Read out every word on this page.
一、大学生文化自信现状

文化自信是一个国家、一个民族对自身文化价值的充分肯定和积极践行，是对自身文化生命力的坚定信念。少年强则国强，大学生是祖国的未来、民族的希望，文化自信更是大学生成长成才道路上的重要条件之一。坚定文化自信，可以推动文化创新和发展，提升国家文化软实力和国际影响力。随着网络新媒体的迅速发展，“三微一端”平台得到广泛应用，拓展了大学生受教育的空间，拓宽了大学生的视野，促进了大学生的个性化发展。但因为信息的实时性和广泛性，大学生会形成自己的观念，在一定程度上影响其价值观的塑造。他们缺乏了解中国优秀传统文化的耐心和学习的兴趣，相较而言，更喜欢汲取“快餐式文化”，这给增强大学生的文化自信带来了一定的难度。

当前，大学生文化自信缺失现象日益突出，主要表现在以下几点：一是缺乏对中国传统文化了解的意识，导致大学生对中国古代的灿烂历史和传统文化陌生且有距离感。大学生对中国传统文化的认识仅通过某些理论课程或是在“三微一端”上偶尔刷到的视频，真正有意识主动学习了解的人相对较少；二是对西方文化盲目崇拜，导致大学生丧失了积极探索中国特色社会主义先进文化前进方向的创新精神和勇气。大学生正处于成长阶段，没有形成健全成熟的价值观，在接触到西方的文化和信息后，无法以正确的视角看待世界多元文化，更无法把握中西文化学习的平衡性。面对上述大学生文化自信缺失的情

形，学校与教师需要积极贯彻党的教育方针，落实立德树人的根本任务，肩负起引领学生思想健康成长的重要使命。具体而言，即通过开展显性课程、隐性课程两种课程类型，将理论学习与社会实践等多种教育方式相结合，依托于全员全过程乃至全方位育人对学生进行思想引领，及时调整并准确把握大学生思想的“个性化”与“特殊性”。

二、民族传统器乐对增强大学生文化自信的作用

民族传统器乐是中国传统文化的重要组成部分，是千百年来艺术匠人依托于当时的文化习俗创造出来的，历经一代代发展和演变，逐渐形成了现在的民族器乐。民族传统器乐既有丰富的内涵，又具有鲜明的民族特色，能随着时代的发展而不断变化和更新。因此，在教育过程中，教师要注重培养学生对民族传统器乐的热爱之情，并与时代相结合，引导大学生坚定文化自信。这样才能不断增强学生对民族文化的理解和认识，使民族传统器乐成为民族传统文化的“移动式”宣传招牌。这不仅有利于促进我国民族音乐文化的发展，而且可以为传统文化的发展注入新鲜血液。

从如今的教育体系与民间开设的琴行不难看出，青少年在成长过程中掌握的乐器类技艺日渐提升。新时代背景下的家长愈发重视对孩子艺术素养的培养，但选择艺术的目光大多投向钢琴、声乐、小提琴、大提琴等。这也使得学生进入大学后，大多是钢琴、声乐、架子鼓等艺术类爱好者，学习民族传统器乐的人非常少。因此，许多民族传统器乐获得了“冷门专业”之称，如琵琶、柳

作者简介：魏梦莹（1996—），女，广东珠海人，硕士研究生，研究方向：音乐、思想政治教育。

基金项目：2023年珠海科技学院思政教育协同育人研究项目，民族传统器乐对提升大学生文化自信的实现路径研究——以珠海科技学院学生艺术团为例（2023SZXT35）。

────────────────────

### EXERCISE REQUIREMENTS
Word for word, restate all of the data shown above.

### EXPECTED OUTPUT
Read out every word on this page.
一、大学生文化自信现状

文化自信是一个国家、一个民族对自身文化价值的充分肯定和积极践行，是对自身文化生命力的坚定信念。少年强则国强，大学生是祖国的未来、民族的希望，文化自信更是大学生成长成才道路上的重要条件之一。坚定文化自信，可以推动文化创新和发展，提升国家文化软实力和国际影响力。随着网络新媒体的迅速发展，“三微一端”平台得到广泛应用，拓展了大学生受教育的空间，拓宽了大学生的视野，促进了大学生的个性化发展。但因为信息的实时性和广泛性，大学生会形成自己的观念，在一定程度上影响其价值观的塑造。他们缺乏了解中国优秀传统文化的耐心和学习的兴趣，相较而言，更喜欢汲取“快餐式文化”，这给增强大学生的文化自信带来了一定的难度。

当前，大学生文化自信缺失现象日益突出，主要表现在以下几点：一是缺乏对中国传统文化了解的意识，导致大学生对中国古代的灿烂历史和传统文化陌生且有距离感。大学生对中国传统文化的认识仅通过某些理论课程或是在“三微一端”上偶尔刷到的视频，真正有意识主动学习了解的人相对较少；二是对西方文化盲目崇拜，导致大学生丧失了积极探索中国特色社会主义先进文化前进方向的创新精神和勇气。大学生正处于成长阶段，没有形成健全成熟的价值观，在接触到西方的文化和信息后，无法以正确的视角看待世界多元文化，更无法把握中西文化学习的平衡性。面对上述大学生文化自信缺失的情

形，学校与教师需要积极贯彻党的教育方针，落实立德树人的根本任务，肩负起引领学生思想健康成长的重要使命。具体而言，即通过开展显性课程、隐性课程两种课程类型，将理论学习与社会实践等多种教育方式相结合，依托于全员全过程乃至全方位育人对学生进行思想引领，及时调整并准确把握大学生思想的“个性化”与“特殊性”。

二、民族传统器乐对增强大学生文化自信的作用

民族传统器乐是中国传统文化的重要组成部分，是千百年来艺术匠人依托于当时的文化习俗创造出来的，历经一代代发展和演变，逐渐形成了现在的民族器乐。民族传统器乐既有丰富的内涵，又具有鲜明的民族特色，能随着时代的发展而不断变化和更新。因此，在教育过程中，教师要注重培养学生对民族传统器乐的热爱之情，并与时代相结合，引导大学生坚定文化自信。这样才能不断增强学生对民族文化的理解和认识，使民族传统器乐成为民族传统文化的“移动式”宣传招牌。这不仅有利于促进我国民族音乐文化的发展，而且可以为传统文化的发展注入新鲜血液。

从如今的教育体系与民间开设的琴行不难看出，青少年在成长过程中掌握的乐器类技艺日渐提升。新时代背景下的家长愈发重视对孩子艺术素养的培养，但选择艺术的目光大多投向钢琴、声乐、小提琴、大提琴等。这也使得学生进入大学后，大多是钢琴、声乐、架子鼓等艺术类爱好者，学习民族传统器乐的人非常少。因此，许多民族传统器乐获得了“冷门专业”之称，如琵琶、柳

作者简介：魏梦莹（1996—），女，广东珠海人，硕士研究生，研究方向：音乐、思想政治教育。

基金项目：2023年珠海科技学院思政教育协同育人研究项目，民族传统器乐对提升大学生文化自信的实现路径研究——以珠海科技学院学生艺术团为例（2023SZXT35）。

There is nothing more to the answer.